What you are asked to do: Go through the records and extract every line with the word "JSON".

Items from a dataset
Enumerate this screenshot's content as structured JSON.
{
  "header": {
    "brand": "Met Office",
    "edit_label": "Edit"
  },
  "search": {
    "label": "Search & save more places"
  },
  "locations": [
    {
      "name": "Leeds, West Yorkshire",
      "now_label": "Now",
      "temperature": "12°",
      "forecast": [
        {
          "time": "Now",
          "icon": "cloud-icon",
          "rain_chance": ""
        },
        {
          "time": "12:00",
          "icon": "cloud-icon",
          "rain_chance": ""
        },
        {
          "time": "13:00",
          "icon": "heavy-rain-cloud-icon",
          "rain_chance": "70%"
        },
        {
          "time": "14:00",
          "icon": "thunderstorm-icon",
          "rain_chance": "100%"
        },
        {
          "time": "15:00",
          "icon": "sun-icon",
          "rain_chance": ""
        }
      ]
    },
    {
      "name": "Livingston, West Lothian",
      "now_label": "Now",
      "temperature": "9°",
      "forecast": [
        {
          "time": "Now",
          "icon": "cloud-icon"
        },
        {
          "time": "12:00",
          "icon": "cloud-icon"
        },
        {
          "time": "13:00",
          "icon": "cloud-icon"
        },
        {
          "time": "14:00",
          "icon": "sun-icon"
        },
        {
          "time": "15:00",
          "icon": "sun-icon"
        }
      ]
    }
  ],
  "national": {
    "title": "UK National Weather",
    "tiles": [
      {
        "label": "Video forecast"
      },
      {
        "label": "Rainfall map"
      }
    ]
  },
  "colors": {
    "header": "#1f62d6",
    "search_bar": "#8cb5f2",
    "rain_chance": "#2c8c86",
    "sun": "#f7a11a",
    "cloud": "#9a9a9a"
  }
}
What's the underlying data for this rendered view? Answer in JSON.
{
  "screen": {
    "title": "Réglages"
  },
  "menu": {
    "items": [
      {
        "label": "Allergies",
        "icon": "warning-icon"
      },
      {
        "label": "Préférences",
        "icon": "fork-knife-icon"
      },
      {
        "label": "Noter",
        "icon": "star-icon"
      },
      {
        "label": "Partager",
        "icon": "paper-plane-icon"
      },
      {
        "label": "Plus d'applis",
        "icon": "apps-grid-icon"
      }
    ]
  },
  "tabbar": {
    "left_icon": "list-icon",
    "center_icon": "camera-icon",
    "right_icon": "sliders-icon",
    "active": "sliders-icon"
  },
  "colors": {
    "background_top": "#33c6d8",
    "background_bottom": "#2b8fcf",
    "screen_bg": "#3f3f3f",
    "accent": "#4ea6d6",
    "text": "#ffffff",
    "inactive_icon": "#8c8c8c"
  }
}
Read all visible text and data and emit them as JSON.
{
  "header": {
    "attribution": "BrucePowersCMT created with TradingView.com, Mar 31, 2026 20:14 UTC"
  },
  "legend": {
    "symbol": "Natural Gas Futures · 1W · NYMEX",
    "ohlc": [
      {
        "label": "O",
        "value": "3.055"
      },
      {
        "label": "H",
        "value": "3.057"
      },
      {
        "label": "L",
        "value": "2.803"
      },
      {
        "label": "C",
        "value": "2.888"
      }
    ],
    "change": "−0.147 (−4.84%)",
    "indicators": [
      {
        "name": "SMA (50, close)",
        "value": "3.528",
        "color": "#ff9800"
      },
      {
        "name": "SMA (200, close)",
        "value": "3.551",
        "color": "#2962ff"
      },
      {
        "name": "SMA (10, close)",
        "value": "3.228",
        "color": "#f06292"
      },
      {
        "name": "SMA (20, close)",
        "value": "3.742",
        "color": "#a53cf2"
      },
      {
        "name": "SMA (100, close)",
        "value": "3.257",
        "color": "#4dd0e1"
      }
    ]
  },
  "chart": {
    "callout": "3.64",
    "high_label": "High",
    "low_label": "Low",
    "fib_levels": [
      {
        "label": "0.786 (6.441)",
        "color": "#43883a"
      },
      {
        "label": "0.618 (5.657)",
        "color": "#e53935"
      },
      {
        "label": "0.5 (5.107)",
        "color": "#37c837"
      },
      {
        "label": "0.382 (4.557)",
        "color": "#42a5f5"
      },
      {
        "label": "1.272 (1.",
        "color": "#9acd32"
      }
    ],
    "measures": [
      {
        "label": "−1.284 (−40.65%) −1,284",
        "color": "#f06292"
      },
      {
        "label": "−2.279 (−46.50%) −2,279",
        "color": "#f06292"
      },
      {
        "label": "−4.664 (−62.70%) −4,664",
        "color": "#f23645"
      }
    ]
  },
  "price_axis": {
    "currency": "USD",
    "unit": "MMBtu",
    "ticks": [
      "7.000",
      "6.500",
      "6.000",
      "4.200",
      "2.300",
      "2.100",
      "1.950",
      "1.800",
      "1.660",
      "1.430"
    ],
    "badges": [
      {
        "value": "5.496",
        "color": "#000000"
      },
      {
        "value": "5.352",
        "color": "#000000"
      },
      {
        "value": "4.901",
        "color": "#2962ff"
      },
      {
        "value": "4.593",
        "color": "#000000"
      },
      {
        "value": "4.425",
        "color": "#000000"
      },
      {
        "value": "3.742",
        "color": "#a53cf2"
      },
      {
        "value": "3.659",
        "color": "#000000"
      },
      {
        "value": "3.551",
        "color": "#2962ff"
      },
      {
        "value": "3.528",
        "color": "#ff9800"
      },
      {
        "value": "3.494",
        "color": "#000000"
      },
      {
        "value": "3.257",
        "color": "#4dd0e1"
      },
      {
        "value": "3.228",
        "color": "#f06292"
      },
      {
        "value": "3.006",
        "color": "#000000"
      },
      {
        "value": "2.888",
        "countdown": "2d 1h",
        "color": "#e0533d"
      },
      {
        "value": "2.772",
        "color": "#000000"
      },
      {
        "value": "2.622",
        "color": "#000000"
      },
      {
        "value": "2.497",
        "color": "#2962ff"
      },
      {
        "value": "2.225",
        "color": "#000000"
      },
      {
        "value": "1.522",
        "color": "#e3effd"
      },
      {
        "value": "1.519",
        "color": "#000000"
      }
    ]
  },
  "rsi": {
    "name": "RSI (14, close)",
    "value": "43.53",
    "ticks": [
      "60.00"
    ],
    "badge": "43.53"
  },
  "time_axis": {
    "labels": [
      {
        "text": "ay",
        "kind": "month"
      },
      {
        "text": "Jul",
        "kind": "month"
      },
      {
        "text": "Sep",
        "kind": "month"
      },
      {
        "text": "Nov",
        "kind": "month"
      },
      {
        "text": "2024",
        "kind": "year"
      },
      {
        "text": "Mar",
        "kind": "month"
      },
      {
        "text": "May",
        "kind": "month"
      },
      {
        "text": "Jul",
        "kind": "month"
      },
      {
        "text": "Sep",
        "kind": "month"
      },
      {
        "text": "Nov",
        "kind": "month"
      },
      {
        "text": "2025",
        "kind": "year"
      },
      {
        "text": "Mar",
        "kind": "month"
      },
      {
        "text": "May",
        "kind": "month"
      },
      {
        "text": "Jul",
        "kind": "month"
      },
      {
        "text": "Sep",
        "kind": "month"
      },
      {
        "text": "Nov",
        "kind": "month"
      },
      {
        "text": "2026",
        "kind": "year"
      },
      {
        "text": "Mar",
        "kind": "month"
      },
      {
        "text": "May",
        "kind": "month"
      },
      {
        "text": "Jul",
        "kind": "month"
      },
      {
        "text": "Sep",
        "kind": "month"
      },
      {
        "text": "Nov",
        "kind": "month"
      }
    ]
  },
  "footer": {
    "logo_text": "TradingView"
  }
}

Solution to the problem:
Enumerate this screenshot's content as structured JSON.
What's the underlying data for this rendered view? Answer in JSON.
Read all visible text and data and emit them as JSON.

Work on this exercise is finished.